■ **Directive**
Below are some records; give them all again exactly, but not the pictures.

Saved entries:
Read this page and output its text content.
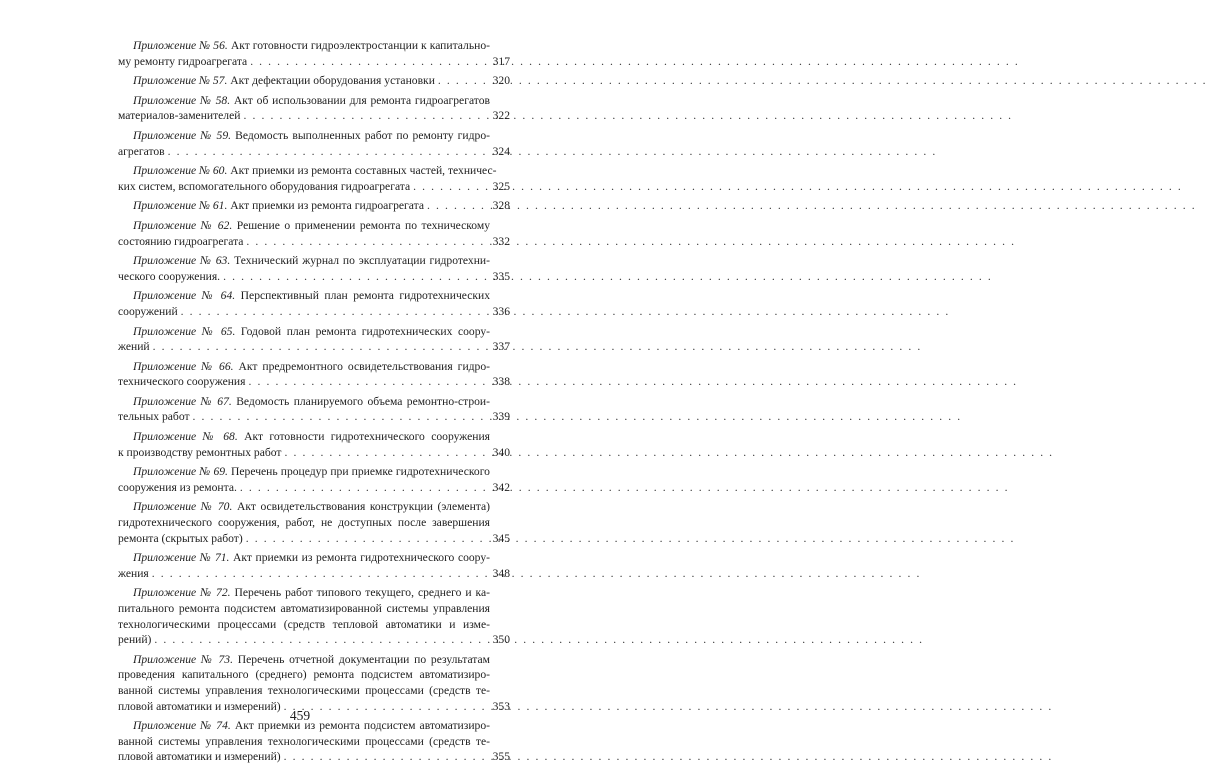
Приложение № 56. Акт готовности гидроэлектростанции к капитально-
му ремонту гидроагрегата . . .	317
Приложение № 57. Акт дефектации оборудования установки . . .	320
Приложение № 58. Акт об использовании для ремонта гидроагрегатов
материалов-заменителей . . .	322
Приложение № 59. Ведомость выполненных работ по ремонту гидро-
агрегатов . . .	324
Приложение № 60. Акт приемки из ремонта составных частей, техничес-
ких систем, вспомогательного оборудования гидроагрегата . . .	325
Приложение № 61. Акт приемки из ремонта гидроагрегата . . .	328
Приложение № 62. Решение о применении ремонта по техническому
состоянию гидроагрегата . . .	332
Приложение № 63. Технический журнал по эксплуатации гидротехни-
ческого сооружения. . . .	335
Приложение № 64. Перспективный план ремонта гидротехнических
сооружений . . .	336
Приложение № 65. Годовой план ремонта гидротехнических соору-
жений . . .	337
Приложение № 66. Акт предремонтного освидетельствования гидро-
технического сооружения . . .	338
Приложение № 67. Ведомость планируемого объема ремонтно-строи-
тельных работ . . .	339
Приложение № 68. Акт готовности гидротехнического сооружения
к производству ремонтных работ . . .	340
Приложение № 69. Перечень процедур при приемке гидротехнического
сооружения из ремонта. . . .	342
Приложение № 70. Акт освидетельствования конструкции (элемента)
гидротехнического сооружения, работ, не доступных после завершения
ремонта (скрытых работ) . . .	345
Приложение № 71. Акт приемки из ремонта гидротехнического соору-
жения . . .	348
Приложение № 72. Перечень работ типового текущего, среднего и ка-
питального ремонта подсистем автоматизированной системы управления
технологическими процессами (средств тепловой автоматики и изме-
рений) . . .	350
Приложение № 73. Перечень отчетной документации по результатам
проведения капитального (среднего) ремонта подсистем автоматизиро-
ванной системы управления технологическими процессами (средств те-
пловой автоматики и измерений) . . .	353
Приложение № 74. Акт приемки из ремонта подсистем автоматизиро-
ванной системы управления технологическими процессами (средств те-
пловой автоматики и измерений) . . .	355
459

■ **Completed exercise**
Read this page and output its text content.
Приложение № 56. Акт готовности гидроэлектростанции к капитально-
му ремонту гидроагрегата . . .	317
Приложение № 57. Акт дефектации оборудования установки . . .	320
Приложение № 58. Акт об использовании для ремонта гидроагрегатов
материалов-заменителей . . .	322
Приложение № 59. Ведомость выполненных работ по ремонту гидро-
агрегатов . . .	324
Приложение № 60. Акт приемки из ремонта составных частей, техничес-
ких систем, вспомогательного оборудования гидроагрегата . . .	325
Приложение № 61. Акт приемки из ремонта гидроагрегата . . .	328
Приложение № 62. Решение о применении ремонта по техническому
состоянию гидроагрегата . . .	332
Приложение № 63. Технический журнал по эксплуатации гидротехни-
ческого сооружения. . . .	335
Приложение № 64. Перспективный план ремонта гидротехнических
сооружений . . .	336
Приложение № 65. Годовой план ремонта гидротехнических соору-
жений . . .	337
Приложение № 66. Акт предремонтного освидетельствования гидро-
технического сооружения . . .	338
Приложение № 67. Ведомость планируемого объема ремонтно-строи-
тельных работ . . .	339
Приложение № 68. Акт готовности гидротехнического сооружения
к производству ремонтных работ . . .	340
Приложение № 69. Перечень процедур при приемке гидротехнического
сооружения из ремонта. . . .	342
Приложение № 70. Акт освидетельствования конструкции (элемента)
гидротехнического сооружения, работ, не доступных после завершения
ремонта (скрытых работ) . . .	345
Приложение № 71. Акт приемки из ремонта гидротехнического соору-
жения . . .	348
Приложение № 72. Перечень работ типового текущего, среднего и ка-
питального ремонта подсистем автоматизированной системы управления
технологическими процессами (средств тепловой автоматики и изме-
рений) . . .	350
Приложение № 73. Перечень отчетной документации по результатам
проведения капитального (среднего) ремонта подсистем автоматизиро-
ванной системы управления технологическими процессами (средств те-
пловой автоматики и измерений) . . .	353
Приложение № 74. Акт приемки из ремонта подсистем автоматизиро-
ванной системы управления технологическими процессами (средств те-
пловой автоматики и измерений) . . .	355
459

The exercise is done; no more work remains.